Task statement>
Using the material below, copy every line where "Output" appears.

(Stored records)
-------

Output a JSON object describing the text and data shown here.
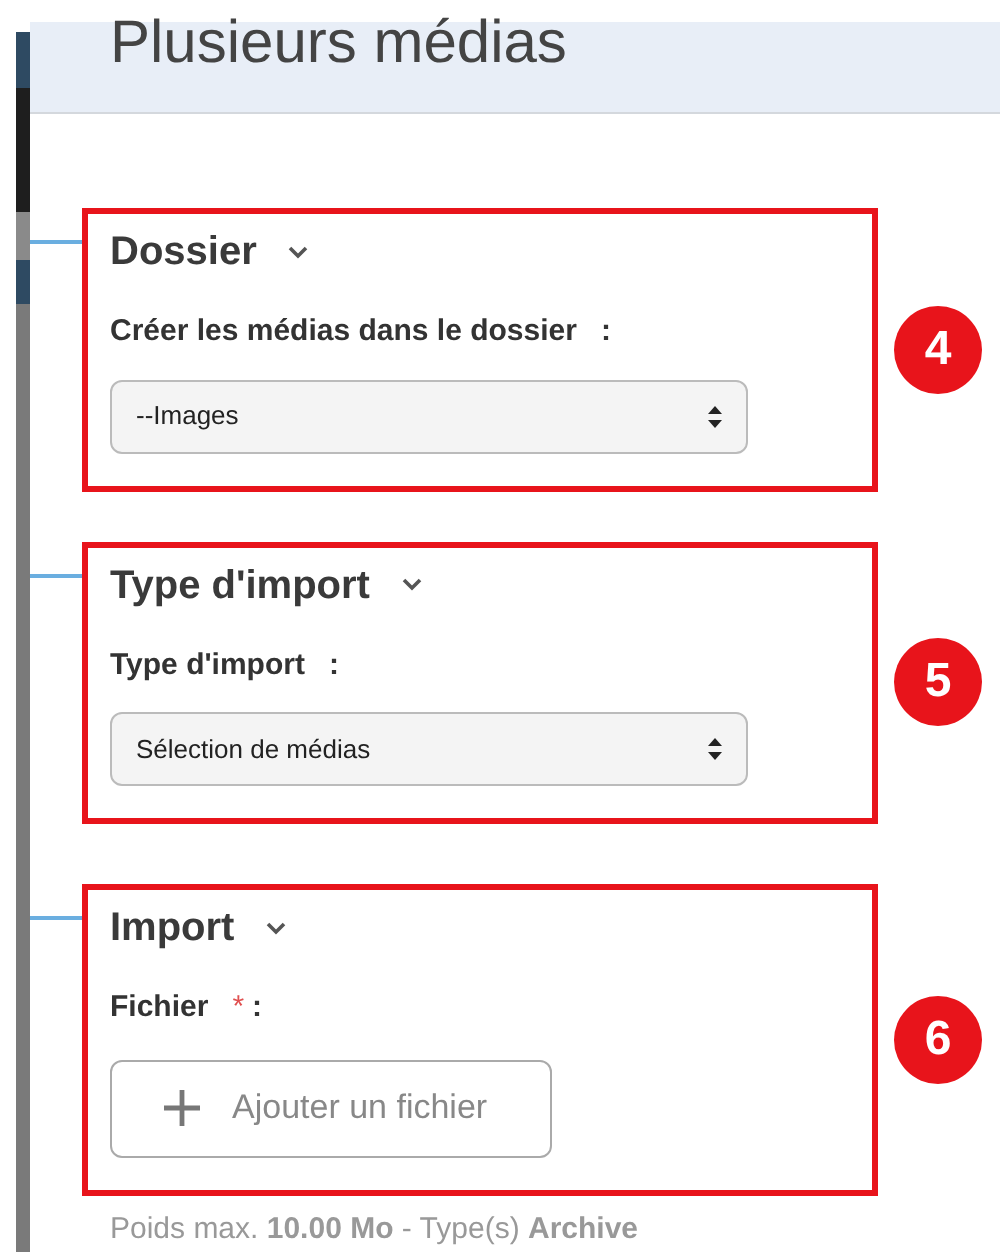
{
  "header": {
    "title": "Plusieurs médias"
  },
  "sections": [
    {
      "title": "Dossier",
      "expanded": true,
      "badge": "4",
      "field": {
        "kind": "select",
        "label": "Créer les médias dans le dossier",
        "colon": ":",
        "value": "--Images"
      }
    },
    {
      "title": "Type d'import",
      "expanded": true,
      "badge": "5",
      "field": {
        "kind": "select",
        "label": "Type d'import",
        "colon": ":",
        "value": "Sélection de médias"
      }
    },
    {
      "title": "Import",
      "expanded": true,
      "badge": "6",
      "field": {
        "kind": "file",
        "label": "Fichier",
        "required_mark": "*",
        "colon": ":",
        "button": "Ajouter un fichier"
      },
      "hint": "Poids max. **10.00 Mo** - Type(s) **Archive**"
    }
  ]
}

-------

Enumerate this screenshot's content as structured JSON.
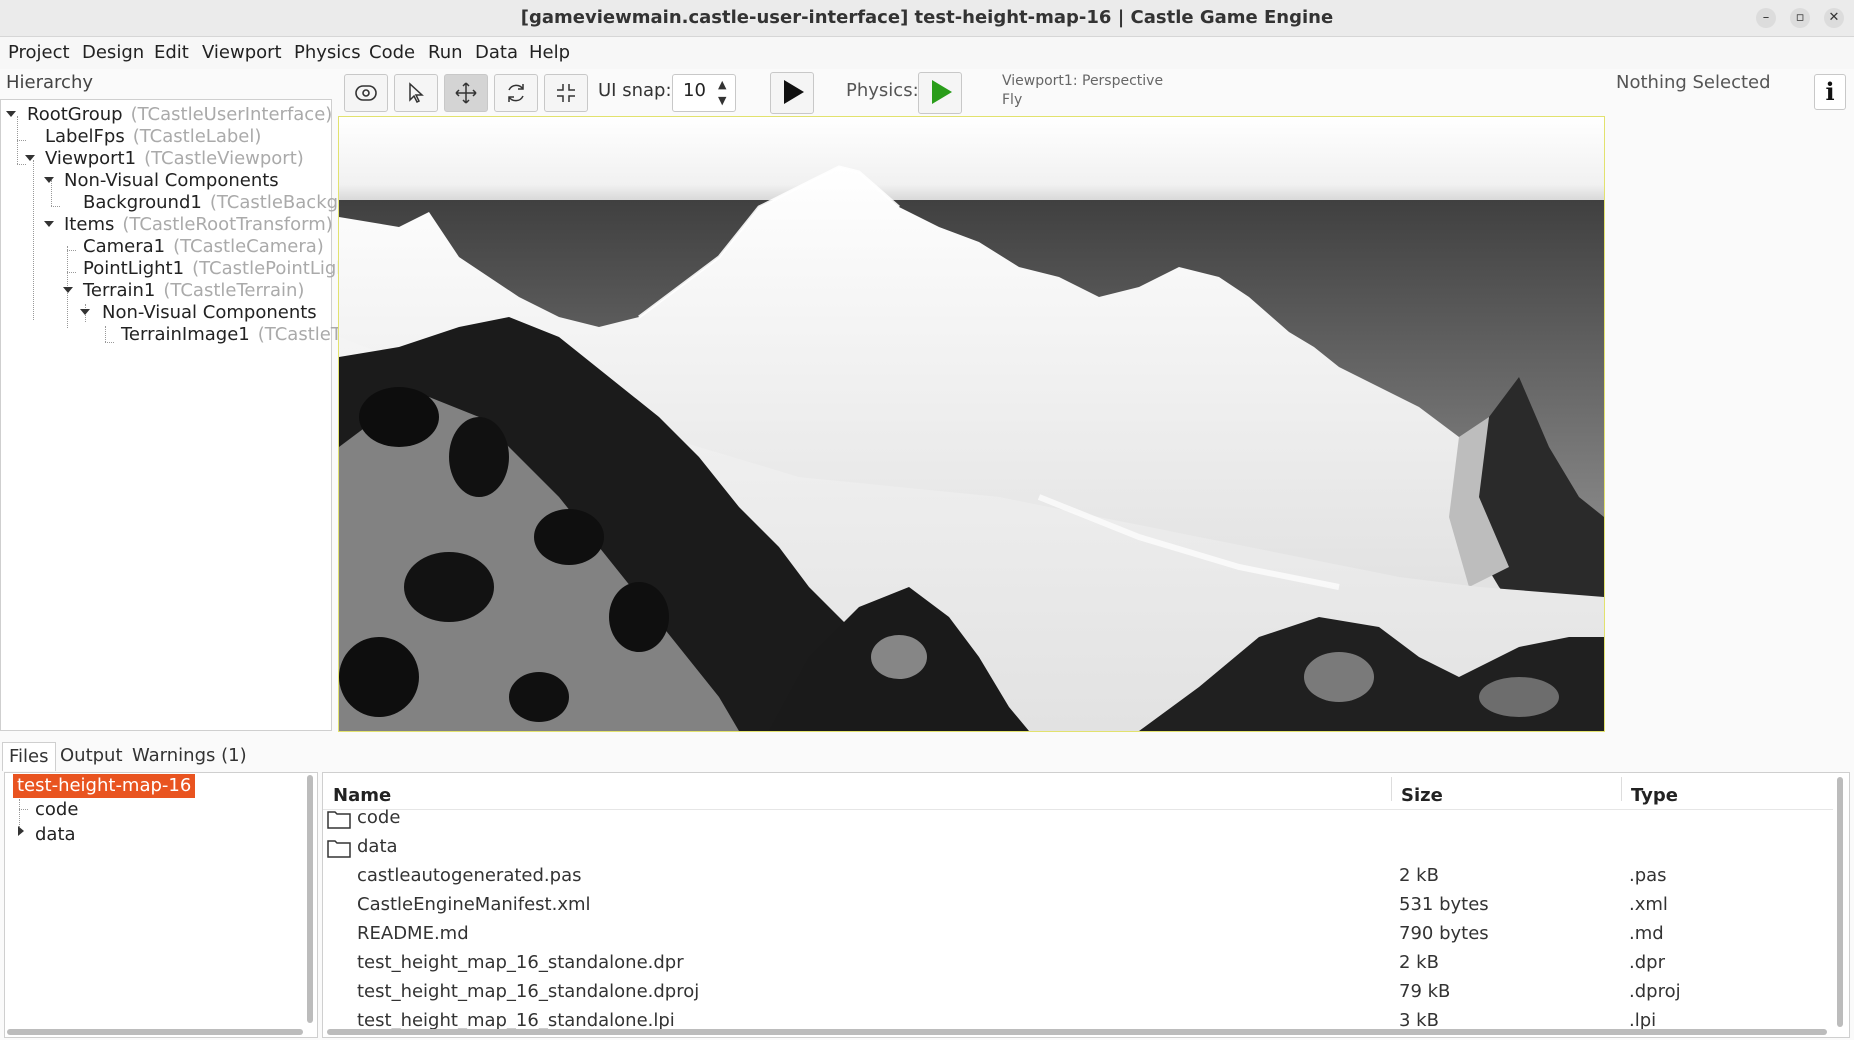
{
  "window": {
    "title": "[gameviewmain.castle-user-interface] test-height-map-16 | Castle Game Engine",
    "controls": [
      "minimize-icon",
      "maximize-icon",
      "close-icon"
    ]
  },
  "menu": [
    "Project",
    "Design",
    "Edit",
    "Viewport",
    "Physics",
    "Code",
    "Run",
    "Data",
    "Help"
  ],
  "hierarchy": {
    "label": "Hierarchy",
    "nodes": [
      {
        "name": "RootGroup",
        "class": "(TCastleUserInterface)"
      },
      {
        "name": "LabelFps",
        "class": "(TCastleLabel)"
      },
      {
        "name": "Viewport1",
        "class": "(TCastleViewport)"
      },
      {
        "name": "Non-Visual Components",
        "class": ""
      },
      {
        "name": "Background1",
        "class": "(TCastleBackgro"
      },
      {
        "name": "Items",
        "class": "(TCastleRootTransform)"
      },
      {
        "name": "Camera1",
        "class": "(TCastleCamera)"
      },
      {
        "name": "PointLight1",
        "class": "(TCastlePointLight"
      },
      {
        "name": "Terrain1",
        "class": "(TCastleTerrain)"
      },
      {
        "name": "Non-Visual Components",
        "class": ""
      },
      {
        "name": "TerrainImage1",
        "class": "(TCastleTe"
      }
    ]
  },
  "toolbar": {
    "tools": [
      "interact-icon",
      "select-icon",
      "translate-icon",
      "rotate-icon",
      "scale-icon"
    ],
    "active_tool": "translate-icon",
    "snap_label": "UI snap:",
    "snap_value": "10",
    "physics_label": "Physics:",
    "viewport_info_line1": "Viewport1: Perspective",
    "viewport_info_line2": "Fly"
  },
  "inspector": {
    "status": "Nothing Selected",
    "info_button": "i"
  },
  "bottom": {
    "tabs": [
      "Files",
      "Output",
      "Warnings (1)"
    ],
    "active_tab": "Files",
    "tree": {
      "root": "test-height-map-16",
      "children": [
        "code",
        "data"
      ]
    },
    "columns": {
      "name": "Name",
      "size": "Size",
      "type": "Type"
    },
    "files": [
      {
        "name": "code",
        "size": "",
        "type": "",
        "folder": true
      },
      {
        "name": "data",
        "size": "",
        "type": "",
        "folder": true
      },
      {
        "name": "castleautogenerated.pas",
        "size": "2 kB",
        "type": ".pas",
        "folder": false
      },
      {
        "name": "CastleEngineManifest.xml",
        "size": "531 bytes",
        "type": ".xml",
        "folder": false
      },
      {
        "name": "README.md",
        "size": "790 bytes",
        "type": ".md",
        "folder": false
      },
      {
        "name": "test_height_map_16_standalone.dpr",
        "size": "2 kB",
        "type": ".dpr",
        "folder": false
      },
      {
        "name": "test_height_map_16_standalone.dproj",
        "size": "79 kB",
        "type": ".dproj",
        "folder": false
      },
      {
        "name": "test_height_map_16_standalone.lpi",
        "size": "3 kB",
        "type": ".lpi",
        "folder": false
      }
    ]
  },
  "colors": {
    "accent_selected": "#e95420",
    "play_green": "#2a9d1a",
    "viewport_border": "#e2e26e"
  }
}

-------

Problem solution>
Output a JSON object describing the text and data shown here.
      "Output",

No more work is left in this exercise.